Collection entries:

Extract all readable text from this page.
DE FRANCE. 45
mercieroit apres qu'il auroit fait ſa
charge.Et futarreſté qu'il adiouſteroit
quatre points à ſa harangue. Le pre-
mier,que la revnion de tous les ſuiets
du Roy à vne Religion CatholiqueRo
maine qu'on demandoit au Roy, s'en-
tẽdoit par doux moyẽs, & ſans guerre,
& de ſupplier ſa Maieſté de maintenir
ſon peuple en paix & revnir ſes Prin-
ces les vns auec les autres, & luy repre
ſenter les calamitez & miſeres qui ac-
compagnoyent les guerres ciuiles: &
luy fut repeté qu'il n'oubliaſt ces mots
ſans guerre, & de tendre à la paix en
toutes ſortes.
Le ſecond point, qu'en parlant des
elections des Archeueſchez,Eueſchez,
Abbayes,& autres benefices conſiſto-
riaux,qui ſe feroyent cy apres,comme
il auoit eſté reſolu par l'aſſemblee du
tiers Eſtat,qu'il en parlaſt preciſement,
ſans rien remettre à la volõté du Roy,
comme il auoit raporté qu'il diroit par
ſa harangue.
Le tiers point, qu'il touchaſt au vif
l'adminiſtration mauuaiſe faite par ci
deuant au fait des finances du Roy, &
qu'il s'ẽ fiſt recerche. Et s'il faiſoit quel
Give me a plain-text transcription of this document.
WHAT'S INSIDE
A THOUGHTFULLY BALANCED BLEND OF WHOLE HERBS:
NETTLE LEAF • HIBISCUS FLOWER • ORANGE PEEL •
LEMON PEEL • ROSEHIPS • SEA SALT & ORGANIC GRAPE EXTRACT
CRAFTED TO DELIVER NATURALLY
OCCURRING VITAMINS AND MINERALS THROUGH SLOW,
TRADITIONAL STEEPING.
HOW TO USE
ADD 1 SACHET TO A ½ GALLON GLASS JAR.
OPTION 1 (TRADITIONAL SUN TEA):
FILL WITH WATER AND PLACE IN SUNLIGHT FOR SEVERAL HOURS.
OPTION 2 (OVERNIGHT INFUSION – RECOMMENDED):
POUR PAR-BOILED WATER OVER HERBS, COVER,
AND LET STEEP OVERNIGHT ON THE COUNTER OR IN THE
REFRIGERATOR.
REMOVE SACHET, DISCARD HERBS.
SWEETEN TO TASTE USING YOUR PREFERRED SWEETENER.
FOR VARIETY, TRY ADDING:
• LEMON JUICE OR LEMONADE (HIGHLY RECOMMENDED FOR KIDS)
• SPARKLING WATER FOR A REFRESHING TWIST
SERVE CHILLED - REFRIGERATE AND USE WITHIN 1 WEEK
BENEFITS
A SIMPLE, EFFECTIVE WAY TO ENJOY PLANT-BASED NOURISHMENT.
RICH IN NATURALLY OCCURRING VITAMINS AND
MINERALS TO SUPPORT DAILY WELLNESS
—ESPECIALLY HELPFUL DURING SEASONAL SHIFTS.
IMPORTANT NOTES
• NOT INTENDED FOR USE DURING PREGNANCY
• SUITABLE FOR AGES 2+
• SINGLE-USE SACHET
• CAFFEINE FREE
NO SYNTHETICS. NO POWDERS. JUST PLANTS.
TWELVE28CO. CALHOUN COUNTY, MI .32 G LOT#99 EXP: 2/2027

» **WHAT YOU NEED TO DO**
Search the listing for the word "LEMON". Copy every line in which it occurs.

» **SOLUTION FOR THIS PROBLEM**
LEMON PEEL • ROSEHIPS • SEA SALT & ORGANIC GRAPE EXTRACT
• LEMON JUICE OR LEMONADE (HIGHLY RECOMMENDED FOR KIDS)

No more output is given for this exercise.